§ **WORK TO BE COMPLETED**: Copy out all the entries word for word.

§ **DATASET RECORDS**:
══════

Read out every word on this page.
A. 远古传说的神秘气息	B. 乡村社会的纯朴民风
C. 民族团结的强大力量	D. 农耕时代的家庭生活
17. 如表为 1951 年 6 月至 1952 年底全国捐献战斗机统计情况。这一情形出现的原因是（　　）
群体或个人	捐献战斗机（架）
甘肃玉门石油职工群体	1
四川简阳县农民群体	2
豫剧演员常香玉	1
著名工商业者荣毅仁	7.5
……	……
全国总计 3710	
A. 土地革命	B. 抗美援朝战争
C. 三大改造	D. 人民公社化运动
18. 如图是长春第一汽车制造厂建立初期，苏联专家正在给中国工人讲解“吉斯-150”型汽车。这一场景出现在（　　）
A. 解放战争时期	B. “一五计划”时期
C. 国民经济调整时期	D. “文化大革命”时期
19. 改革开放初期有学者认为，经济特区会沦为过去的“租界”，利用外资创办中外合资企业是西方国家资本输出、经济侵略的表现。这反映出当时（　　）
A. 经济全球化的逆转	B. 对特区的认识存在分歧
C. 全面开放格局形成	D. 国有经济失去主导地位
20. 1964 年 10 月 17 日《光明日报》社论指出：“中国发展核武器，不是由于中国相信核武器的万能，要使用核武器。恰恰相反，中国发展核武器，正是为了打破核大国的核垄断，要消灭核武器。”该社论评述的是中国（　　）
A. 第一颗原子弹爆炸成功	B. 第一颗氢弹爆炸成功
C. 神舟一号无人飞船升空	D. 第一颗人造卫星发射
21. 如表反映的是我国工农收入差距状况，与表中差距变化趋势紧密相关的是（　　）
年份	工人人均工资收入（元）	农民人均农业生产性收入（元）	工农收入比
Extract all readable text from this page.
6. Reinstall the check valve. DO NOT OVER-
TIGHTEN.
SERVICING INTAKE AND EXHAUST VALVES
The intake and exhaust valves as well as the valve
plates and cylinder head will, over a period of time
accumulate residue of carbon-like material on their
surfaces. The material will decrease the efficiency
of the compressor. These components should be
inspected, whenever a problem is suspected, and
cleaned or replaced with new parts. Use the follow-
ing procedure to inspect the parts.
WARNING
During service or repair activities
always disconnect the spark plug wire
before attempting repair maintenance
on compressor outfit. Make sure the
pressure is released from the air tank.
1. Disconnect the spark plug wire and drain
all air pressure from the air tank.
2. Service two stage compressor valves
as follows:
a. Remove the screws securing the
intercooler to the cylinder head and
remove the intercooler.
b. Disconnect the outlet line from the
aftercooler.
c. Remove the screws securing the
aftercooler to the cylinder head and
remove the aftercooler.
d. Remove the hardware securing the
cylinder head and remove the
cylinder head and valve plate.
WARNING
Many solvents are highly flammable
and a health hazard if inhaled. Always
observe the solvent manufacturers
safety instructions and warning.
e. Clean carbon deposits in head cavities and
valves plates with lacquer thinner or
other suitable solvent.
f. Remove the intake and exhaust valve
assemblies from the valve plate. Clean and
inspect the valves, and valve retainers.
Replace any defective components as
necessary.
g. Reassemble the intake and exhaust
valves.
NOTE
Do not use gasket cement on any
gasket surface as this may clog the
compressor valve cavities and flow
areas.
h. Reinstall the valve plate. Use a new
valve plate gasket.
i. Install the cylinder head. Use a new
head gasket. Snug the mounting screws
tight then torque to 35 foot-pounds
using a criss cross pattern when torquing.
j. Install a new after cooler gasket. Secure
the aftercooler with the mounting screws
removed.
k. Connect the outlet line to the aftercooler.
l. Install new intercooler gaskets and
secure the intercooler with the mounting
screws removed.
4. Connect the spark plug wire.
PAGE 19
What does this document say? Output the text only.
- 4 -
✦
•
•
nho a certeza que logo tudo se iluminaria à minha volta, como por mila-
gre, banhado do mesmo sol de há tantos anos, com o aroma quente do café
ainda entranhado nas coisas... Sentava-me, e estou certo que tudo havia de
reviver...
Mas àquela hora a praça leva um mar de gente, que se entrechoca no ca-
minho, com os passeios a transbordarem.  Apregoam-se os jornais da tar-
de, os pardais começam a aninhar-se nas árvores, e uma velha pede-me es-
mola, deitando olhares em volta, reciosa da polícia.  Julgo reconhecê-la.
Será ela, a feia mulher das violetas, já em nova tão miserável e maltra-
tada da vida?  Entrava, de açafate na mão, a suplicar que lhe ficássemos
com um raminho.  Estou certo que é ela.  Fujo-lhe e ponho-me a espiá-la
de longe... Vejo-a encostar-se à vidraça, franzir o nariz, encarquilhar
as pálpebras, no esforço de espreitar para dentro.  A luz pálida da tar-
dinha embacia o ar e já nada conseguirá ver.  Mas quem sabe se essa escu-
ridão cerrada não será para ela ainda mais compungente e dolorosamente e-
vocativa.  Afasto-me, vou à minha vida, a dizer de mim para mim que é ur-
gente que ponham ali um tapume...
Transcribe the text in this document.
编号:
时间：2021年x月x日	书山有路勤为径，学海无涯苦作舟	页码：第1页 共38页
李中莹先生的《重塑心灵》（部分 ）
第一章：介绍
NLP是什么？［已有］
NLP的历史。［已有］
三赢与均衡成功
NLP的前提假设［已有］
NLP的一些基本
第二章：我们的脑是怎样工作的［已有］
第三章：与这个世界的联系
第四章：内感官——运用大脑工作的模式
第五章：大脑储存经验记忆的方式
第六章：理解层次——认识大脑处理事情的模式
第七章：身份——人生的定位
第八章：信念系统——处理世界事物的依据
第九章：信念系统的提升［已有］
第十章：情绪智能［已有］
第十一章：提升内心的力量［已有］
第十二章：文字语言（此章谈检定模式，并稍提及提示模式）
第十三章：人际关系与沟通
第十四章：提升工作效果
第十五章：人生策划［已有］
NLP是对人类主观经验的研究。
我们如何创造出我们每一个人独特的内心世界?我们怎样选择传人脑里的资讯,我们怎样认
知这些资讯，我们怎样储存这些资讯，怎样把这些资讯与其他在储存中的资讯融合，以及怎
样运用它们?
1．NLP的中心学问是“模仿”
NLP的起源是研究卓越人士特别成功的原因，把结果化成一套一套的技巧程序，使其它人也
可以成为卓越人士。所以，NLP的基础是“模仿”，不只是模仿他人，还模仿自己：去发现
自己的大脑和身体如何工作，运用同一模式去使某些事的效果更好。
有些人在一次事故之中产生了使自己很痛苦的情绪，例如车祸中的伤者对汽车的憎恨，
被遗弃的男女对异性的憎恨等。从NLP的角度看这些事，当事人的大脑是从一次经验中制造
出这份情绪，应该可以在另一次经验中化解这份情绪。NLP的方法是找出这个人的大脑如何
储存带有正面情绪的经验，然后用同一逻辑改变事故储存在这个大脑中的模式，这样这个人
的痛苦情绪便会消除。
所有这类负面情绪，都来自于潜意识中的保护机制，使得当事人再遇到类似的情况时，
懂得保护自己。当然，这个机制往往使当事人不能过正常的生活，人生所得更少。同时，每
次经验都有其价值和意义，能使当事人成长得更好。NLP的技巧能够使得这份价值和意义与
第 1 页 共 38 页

══════

§ **SOLUTION**:
Read out every word on this page.
A. 远古传说的神秘气息	B. 乡村社会的纯朴民风
C. 民族团结的强大力量	D. 农耕时代的家庭生活
17. 如表为 1951 年 6 月至 1952 年底全国捐献战斗机统计情况。这一情形出现的原因是（　　）
群体或个人	捐献战斗机（架）
甘肃玉门石油职工群体	1
四川简阳县农民群体	2
豫剧演员常香玉	1
著名工商业者荣毅仁	7.5
……	……
全国总计 3710	
A. 土地革命	B. 抗美援朝战争
C. 三大改造	D. 人民公社化运动
18. 如图是长春第一汽车制造厂建立初期，苏联专家正在给中国工人讲解“吉斯-150”型汽车。这一场景出现在（　　）
A. 解放战争时期	B. “一五计划”时期
C. 国民经济调整时期	D. “文化大革命”时期
19. 改革开放初期有学者认为，经济特区会沦为过去的“租界”，利用外资创办中外合资企业是西方国家资本输出、经济侵略的表现。这反映出当时（　　）
A. 经济全球化的逆转	B. 对特区的认识存在分歧
C. 全面开放格局形成	D. 国有经济失去主导地位
20. 1964 年 10 月 17 日《光明日报》社论指出：“中国发展核武器，不是由于中国相信核武器的万能，要使用核武器。恰恰相反，中国发展核武器，正是为了打破核大国的核垄断，要消灭核武器。”该社论评述的是中国（　　）
A. 第一颗原子弹爆炸成功	B. 第一颗氢弹爆炸成功
C. 神舟一号无人飞船升空	D. 第一颗人造卫星发射
21. 如表反映的是我国工农收入差距状况，与表中差距变化趋势紧密相关的是（　　）
年份	工人人均工资收入（元）	农民人均农业生产性收入（元）	工农收入比
Extract all readable text from this page.
6. Reinstall the check valve. DO NOT OVER-
TIGHTEN.
SERVICING INTAKE AND EXHAUST VALVES
The intake and exhaust valves as well as the valve
plates and cylinder head will, over a period of time
accumulate residue of carbon-like material on their
surfaces. The material will decrease the efficiency
of the compressor. These components should be
inspected, whenever a problem is suspected, and
cleaned or replaced with new parts. Use the follow-
ing procedure to inspect the parts.
WARNING
During service or repair activities
always disconnect the spark plug wire
before attempting repair maintenance
on compressor outfit. Make sure the
pressure is released from the air tank.
1. Disconnect the spark plug wire and drain
all air pressure from the air tank.
2. Service two stage compressor valves
as follows:
a. Remove the screws securing the
intercooler to the cylinder head and
remove the intercooler.
b. Disconnect the outlet line from the
aftercooler.
c. Remove the screws securing the
aftercooler to the cylinder head and
remove the aftercooler.
d. Remove the hardware securing the
cylinder head and remove the
cylinder head and valve plate.
WARNING
Many solvents are highly flammable
and a health hazard if inhaled. Always
observe the solvent manufacturers
safety instructions and warning.
e. Clean carbon deposits in head cavities and
valves plates with lacquer thinner or
other suitable solvent.
f. Remove the intake and exhaust valve
assemblies from the valve plate. Clean and
inspect the valves, and valve retainers.
Replace any defective components as
necessary.
g. Reassemble the intake and exhaust
valves.
NOTE
Do not use gasket cement on any
gasket surface as this may clog the
compressor valve cavities and flow
areas.
h. Reinstall the valve plate. Use a new
valve plate gasket.
i. Install the cylinder head. Use a new
head gasket. Snug the mounting screws
tight then torque to 35 foot-pounds
using a criss cross pattern when torquing.
j. Install a new after cooler gasket. Secure
the aftercooler with the mounting screws
removed.
k. Connect the outlet line to the aftercooler.
l. Install new intercooler gaskets and
secure the intercooler with the mounting
screws removed.
4. Connect the spark plug wire.
PAGE 19
What does this document say? Output the text only.
- 4 -
✦
•
•
nho a certeza que logo tudo se iluminaria à minha volta, como por mila-
gre, banhado do mesmo sol de há tantos anos, com o aroma quente do café
ainda entranhado nas coisas... Sentava-me, e estou certo que tudo havia de
reviver...
Mas àquela hora a praça leva um mar de gente, que se entrechoca no ca-
minho, com os passeios a transbordarem.  Apregoam-se os jornais da tar-
de, os pardais começam a aninhar-se nas árvores, e uma velha pede-me es-
mola, deitando olhares em volta, reciosa da polícia.  Julgo reconhecê-la.
Será ela, a feia mulher das violetas, já em nova tão miserável e maltra-
tada da vida?  Entrava, de açafate na mão, a suplicar que lhe ficássemos
com um raminho.  Estou certo que é ela.  Fujo-lhe e ponho-me a espiá-la
de longe... Vejo-a encostar-se à vidraça, franzir o nariz, encarquilhar
as pálpebras, no esforço de espreitar para dentro.  A luz pálida da tar-
dinha embacia o ar e já nada conseguirá ver.  Mas quem sabe se essa escu-
ridão cerrada não será para ela ainda mais compungente e dolorosamente e-
vocativa.  Afasto-me, vou à minha vida, a dizer de mim para mim que é ur-
gente que ponham ali um tapume...
Transcribe the text in this document.
编号:
时间：2021年x月x日	书山有路勤为径，学海无涯苦作舟	页码：第1页 共38页
李中莹先生的《重塑心灵》（部分 ）
第一章：介绍
NLP是什么？［已有］
NLP的历史。［已有］
三赢与均衡成功
NLP的前提假设［已有］
NLP的一些基本
第二章：我们的脑是怎样工作的［已有］
第三章：与这个世界的联系
第四章：内感官——运用大脑工作的模式
第五章：大脑储存经验记忆的方式
第六章：理解层次——认识大脑处理事情的模式
第七章：身份——人生的定位
第八章：信念系统——处理世界事物的依据
第九章：信念系统的提升［已有］
第十章：情绪智能［已有］
第十一章：提升内心的力量［已有］
第十二章：文字语言（此章谈检定模式，并稍提及提示模式）
第十三章：人际关系与沟通
第十四章：提升工作效果
第十五章：人生策划［已有］
NLP是对人类主观经验的研究。
我们如何创造出我们每一个人独特的内心世界?我们怎样选择传人脑里的资讯,我们怎样认
知这些资讯，我们怎样储存这些资讯，怎样把这些资讯与其他在储存中的资讯融合，以及怎
样运用它们?
1．NLP的中心学问是“模仿”
NLP的起源是研究卓越人士特别成功的原因，把结果化成一套一套的技巧程序，使其它人也
可以成为卓越人士。所以，NLP的基础是“模仿”，不只是模仿他人，还模仿自己：去发现
自己的大脑和身体如何工作，运用同一模式去使某些事的效果更好。
有些人在一次事故之中产生了使自己很痛苦的情绪，例如车祸中的伤者对汽车的憎恨，
被遗弃的男女对异性的憎恨等。从NLP的角度看这些事，当事人的大脑是从一次经验中制造
出这份情绪，应该可以在另一次经验中化解这份情绪。NLP的方法是找出这个人的大脑如何
储存带有正面情绪的经验，然后用同一逻辑改变事故储存在这个大脑中的模式，这样这个人
的痛苦情绪便会消除。
所有这类负面情绪，都来自于潜意识中的保护机制，使得当事人再遇到类似的情况时，
懂得保护自己。当然，这个机制往往使当事人不能过正常的生活，人生所得更少。同时，每
次经验都有其价值和意义，能使当事人成长得更好。NLP的技巧能够使得这份价值和意义与
第 1 页 共 38 页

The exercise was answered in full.